**Problem to work on:** Say how many lines include "unavailable", with no words around the number.

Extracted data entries
══════════
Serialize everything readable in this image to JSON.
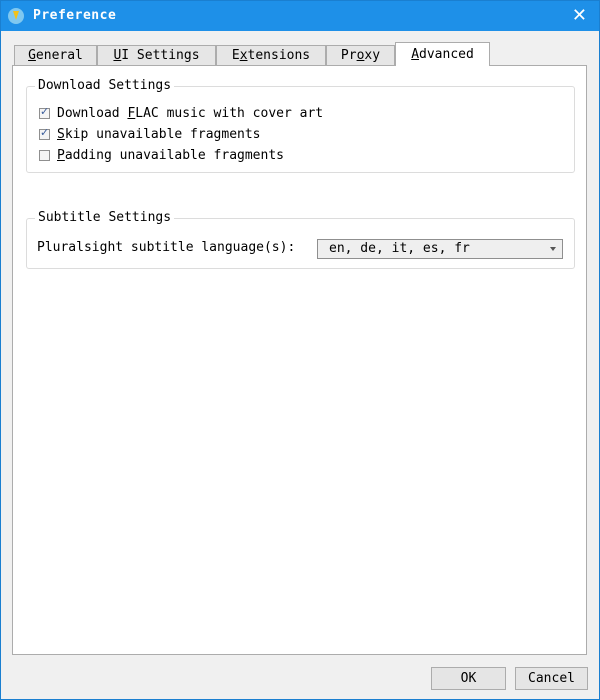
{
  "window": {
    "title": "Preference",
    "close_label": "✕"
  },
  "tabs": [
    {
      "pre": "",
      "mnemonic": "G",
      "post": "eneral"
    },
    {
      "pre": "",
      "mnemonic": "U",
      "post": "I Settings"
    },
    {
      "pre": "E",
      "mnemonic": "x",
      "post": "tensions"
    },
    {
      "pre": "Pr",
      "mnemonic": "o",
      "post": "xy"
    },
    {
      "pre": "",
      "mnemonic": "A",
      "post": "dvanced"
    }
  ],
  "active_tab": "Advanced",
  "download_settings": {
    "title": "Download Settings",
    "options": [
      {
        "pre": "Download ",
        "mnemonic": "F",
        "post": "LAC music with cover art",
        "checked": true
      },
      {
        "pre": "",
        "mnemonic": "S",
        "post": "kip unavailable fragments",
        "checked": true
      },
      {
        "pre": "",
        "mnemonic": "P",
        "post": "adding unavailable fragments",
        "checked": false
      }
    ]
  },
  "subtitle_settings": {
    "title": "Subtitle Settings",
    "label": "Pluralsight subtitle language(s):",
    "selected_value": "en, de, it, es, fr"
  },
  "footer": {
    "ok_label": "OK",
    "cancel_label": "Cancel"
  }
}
══════════
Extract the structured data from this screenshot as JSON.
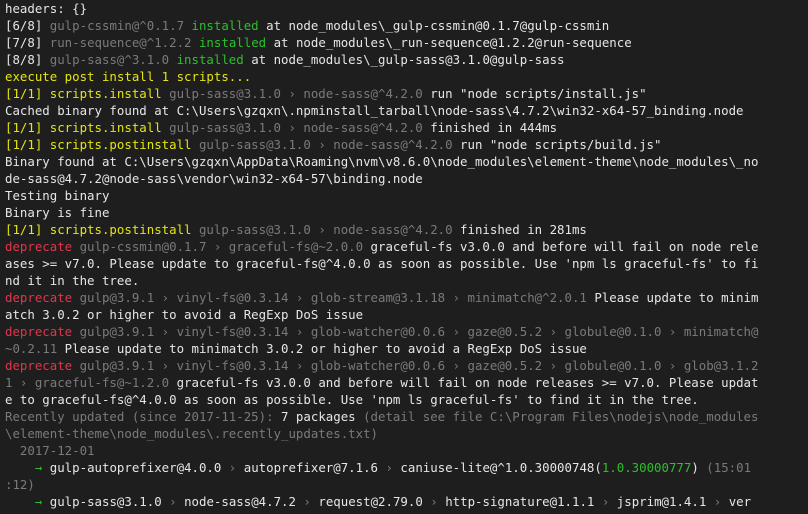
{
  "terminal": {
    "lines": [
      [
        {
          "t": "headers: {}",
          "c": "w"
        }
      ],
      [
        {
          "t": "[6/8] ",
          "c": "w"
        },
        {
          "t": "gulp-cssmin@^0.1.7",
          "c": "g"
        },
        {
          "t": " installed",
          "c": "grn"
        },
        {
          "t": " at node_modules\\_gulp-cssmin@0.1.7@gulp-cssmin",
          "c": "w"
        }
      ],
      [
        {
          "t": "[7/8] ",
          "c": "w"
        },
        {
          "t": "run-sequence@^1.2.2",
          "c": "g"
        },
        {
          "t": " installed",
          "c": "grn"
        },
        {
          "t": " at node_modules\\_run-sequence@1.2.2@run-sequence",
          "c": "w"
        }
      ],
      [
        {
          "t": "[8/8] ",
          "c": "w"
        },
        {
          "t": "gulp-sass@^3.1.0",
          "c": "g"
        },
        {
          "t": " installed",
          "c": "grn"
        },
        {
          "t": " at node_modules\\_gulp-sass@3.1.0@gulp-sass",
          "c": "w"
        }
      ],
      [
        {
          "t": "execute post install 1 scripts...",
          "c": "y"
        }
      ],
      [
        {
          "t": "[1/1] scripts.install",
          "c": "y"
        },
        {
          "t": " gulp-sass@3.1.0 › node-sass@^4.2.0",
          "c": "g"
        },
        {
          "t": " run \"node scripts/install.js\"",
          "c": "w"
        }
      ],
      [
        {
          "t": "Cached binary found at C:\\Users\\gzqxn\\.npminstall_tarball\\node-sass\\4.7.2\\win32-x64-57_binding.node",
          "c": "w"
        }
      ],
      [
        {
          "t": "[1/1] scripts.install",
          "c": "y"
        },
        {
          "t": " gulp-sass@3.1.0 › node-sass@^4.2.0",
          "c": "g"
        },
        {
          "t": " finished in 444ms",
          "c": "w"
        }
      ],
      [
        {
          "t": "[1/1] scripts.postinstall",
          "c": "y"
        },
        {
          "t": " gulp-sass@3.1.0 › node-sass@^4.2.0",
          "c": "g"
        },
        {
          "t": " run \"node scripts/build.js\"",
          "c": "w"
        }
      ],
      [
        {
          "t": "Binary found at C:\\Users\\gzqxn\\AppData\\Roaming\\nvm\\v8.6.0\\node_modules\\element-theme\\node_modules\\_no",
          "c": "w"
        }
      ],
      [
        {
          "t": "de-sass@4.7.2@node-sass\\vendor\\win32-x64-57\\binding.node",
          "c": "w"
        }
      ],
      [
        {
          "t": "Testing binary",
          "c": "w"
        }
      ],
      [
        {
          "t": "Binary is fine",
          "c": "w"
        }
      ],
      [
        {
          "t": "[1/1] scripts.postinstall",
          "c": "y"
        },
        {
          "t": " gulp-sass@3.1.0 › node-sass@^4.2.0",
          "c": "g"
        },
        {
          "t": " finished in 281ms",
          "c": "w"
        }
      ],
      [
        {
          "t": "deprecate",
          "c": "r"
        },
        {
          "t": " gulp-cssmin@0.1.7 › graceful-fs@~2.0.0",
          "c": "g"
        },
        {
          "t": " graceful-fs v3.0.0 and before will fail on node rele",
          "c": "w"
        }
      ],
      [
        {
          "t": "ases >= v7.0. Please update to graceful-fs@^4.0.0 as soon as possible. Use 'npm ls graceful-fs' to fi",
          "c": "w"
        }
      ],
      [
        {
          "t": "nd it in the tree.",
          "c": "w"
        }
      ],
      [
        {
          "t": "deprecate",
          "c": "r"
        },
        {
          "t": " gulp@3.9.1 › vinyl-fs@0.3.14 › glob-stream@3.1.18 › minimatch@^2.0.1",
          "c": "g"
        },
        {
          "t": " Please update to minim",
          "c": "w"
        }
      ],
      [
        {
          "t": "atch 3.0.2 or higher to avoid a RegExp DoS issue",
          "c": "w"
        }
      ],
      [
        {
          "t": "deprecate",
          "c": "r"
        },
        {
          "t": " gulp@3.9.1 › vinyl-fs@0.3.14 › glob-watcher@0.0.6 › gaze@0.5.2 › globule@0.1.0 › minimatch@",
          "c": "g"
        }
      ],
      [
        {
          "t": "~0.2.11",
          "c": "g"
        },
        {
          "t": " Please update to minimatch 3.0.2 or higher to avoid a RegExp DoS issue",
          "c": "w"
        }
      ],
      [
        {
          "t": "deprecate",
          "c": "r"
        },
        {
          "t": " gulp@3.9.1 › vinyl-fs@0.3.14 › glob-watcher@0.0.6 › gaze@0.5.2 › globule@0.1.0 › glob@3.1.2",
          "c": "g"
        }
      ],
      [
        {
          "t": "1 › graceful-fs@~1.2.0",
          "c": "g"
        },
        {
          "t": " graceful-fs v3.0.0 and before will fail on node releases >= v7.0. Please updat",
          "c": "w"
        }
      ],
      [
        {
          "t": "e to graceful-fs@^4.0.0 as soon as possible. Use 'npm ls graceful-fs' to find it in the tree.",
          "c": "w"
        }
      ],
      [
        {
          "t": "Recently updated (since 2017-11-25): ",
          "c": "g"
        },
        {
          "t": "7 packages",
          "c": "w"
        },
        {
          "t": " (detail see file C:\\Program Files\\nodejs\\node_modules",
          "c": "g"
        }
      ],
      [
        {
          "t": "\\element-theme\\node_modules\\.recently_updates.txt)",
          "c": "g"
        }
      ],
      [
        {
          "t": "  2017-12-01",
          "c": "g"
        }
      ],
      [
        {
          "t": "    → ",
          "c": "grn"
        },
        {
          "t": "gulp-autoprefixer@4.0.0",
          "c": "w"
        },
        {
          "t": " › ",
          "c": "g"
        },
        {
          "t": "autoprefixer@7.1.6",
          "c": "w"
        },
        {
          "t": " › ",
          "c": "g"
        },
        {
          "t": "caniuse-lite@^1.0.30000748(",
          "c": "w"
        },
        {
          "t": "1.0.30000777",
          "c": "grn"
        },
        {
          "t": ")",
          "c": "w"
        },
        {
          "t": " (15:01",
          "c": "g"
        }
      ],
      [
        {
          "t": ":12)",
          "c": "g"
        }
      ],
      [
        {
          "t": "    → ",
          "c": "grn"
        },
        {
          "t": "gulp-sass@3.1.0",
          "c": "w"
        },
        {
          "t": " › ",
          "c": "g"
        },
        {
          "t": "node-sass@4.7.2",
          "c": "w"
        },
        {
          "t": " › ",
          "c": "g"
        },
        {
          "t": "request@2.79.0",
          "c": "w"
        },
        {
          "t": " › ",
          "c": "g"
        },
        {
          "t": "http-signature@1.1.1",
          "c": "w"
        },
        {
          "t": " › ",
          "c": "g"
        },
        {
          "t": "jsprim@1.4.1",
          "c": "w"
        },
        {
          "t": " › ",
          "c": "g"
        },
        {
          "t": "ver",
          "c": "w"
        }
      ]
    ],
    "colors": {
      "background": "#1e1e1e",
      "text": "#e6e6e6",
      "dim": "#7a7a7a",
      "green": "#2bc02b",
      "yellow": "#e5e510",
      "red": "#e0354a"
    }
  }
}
══════════
**Reply:** 2